# [AIM]
Your task is to quote the material that follows, in full and exactly.

A run of records:
* * * *
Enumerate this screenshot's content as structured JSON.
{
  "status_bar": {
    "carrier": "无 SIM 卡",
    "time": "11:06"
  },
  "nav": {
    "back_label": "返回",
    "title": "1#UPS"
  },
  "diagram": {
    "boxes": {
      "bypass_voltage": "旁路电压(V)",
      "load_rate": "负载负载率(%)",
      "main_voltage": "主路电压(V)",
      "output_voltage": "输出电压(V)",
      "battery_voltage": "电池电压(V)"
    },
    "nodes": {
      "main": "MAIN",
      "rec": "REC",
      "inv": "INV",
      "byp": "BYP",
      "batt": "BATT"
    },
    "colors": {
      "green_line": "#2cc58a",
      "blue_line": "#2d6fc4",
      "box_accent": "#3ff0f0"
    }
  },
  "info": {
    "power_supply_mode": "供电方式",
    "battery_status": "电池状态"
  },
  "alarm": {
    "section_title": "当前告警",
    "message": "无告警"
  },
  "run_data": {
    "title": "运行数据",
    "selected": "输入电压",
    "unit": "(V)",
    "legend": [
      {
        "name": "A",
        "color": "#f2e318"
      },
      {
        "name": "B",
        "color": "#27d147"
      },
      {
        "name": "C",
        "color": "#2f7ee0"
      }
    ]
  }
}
* * * *
# [SOLVED EXERCISE]
Enumerate this screenshot's content as structured JSON.
{
  "status_bar": {
    "carrier": "无 SIM 卡",
    "time": "11:06"
  },
  "nav": {
    "back_label": "返回",
    "title": "1#UPS"
  },
  "diagram": {
    "boxes": {
      "bypass_voltage": "旁路电压(V)",
      "load_rate": "负载负载率(%)",
      "main_voltage": "主路电压(V)",
      "output_voltage": "输出电压(V)",
      "battery_voltage": "电池电压(V)"
    },
    "nodes": {
      "main": "MAIN",
      "rec": "REC",
      "inv": "INV",
      "byp": "BYP",
      "batt": "BATT"
    },
    "colors": {
      "green_line": "#2cc58a",
      "blue_line": "#2d6fc4",
      "box_accent": "#3ff0f0"
    }
  },
  "info": {
    "power_supply_mode": "供电方式",
    "battery_status": "电池状态"
  },
  "alarm": {
    "section_title": "当前告警",
    "message": "无告警"
  },
  "run_data": {
    "title": "运行数据",
    "selected": "输入电压",
    "unit": "(V)",
    "legend": [
      {
        "name": "A",
        "color": "#f2e318"
      },
      {
        "name": "B",
        "color": "#27d147"
      },
      {
        "name": "C",
        "color": "#2f7ee0"
      }
    ]
  }
}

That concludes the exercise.